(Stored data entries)
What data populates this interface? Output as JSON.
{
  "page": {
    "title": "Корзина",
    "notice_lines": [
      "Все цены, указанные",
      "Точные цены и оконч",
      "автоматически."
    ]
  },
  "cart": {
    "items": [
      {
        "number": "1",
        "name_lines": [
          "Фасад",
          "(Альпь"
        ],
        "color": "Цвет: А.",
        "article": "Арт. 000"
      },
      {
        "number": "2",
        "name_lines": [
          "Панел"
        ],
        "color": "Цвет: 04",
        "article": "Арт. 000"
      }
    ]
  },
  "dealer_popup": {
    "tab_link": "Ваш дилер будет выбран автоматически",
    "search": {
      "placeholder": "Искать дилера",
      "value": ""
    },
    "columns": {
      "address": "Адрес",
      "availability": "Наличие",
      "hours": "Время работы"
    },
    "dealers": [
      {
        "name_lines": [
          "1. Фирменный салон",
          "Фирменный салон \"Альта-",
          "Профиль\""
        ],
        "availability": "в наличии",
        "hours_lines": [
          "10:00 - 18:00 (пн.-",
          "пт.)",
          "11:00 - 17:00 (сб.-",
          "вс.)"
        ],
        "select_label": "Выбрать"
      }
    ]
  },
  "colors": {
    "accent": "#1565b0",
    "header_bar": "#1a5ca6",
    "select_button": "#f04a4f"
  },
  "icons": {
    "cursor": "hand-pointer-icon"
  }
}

▶ [Stated task] Each line of the material should be duplicated exactly, please.

▶ [Task response]
What data populates this interface? Output as JSON.
{
  "page": {
    "title": "Корзина",
    "notice_lines": [
      "Все цены, указанные",
      "Точные цены и оконч",
      "автоматически."
    ]
  },
  "cart": {
    "items": [
      {
        "number": "1",
        "name_lines": [
          "Фасад",
          "(Альпь"
        ],
        "color": "Цвет: А.",
        "article": "Арт. 000"
      },
      {
        "number": "2",
        "name_lines": [
          "Панел"
        ],
        "color": "Цвет: 04",
        "article": "Арт. 000"
      }
    ]
  },
  "dealer_popup": {
    "tab_link": "Ваш дилер будет выбран автоматически",
    "search": {
      "placeholder": "Искать дилера",
      "value": ""
    },
    "columns": {
      "address": "Адрес",
      "availability": "Наличие",
      "hours": "Время работы"
    },
    "dealers": [
      {
        "name_lines": [
          "1. Фирменный салон",
          "Фирменный салон \"Альта-",
          "Профиль\""
        ],
        "availability": "в наличии",
        "hours_lines": [
          "10:00 - 18:00 (пн.-",
          "пт.)",
          "11:00 - 17:00 (сб.-",
          "вс.)"
        ],
        "select_label": "Выбрать"
      }
    ]
  },
  "colors": {
    "accent": "#1565b0",
    "header_bar": "#1a5ca6",
    "select_button": "#f04a4f"
  },
  "icons": {
    "cursor": "hand-pointer-icon"
  }
}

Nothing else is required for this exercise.